TO BE DONE =>
Nothing other than the lines from the one containing "What text is on this page?" through the close of the entries below should be printed, each exactly.
■ ■ ■ ■ ■ ■ ■
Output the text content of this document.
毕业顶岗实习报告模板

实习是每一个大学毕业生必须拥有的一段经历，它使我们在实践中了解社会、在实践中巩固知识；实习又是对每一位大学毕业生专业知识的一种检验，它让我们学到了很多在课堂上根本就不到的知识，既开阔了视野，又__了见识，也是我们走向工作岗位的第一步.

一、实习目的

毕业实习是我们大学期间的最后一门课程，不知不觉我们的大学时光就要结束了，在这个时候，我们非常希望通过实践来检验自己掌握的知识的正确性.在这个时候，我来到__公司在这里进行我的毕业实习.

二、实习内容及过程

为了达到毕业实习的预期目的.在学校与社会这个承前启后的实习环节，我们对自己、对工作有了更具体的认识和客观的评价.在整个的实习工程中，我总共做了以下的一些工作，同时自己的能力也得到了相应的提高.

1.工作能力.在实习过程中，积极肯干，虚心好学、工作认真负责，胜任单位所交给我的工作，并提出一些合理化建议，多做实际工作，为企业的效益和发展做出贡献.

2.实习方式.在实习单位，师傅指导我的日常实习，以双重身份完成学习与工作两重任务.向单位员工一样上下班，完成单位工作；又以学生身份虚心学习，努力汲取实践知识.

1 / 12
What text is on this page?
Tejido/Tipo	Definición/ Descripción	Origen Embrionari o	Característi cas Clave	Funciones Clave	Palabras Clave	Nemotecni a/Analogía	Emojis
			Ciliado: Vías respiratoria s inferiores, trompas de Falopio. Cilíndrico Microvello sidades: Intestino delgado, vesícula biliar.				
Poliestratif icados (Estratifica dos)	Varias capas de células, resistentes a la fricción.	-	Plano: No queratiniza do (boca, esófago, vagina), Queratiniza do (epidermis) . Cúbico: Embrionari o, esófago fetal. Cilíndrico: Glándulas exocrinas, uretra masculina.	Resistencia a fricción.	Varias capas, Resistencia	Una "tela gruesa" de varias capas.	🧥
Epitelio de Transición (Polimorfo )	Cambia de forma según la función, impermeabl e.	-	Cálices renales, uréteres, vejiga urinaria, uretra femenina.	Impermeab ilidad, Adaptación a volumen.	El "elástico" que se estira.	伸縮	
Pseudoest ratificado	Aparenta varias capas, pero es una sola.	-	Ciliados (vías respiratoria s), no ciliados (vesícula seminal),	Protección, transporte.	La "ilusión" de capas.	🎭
■ ■ ■ ■ ■ ■ ■
IN RESPONSE =>
What text is on this page?
Tejido/Tipo	Definición/ Descripción	Origen Embrionari o	Característi cas Clave	Funciones Clave	Palabras Clave	Nemotecni a/Analogía	Emojis
			Ciliado: Vías respiratoria s inferiores, trompas de Falopio. Cilíndrico Microvello sidades: Intestino delgado, vesícula biliar.				
Poliestratif icados (Estratifica dos)	Varias capas de células, resistentes a la fricción.	-	Plano: No queratiniza do (boca, esófago, vagina), Queratiniza do (epidermis) . Cúbico: Embrionari o, esófago fetal. Cilíndrico: Glándulas exocrinas, uretra masculina.	Resistencia a fricción.	Varias capas, Resistencia	Una "tela gruesa" de varias capas.	🧥
Epitelio de Transición (Polimorfo )	Cambia de forma según la función, impermeabl e.	-	Cálices renales, uréteres, vejiga urinaria, uretra femenina.	Impermeab ilidad, Adaptación a volumen.	El "elástico" que se estira.	伸縮	
Pseudoest ratificado	Aparenta varias capas, pero es una sola.	-	Ciliados (vías respiratoria s), no ciliados (vesícula seminal),	Protección, transporte.	La "ilusión" de capas.	🎭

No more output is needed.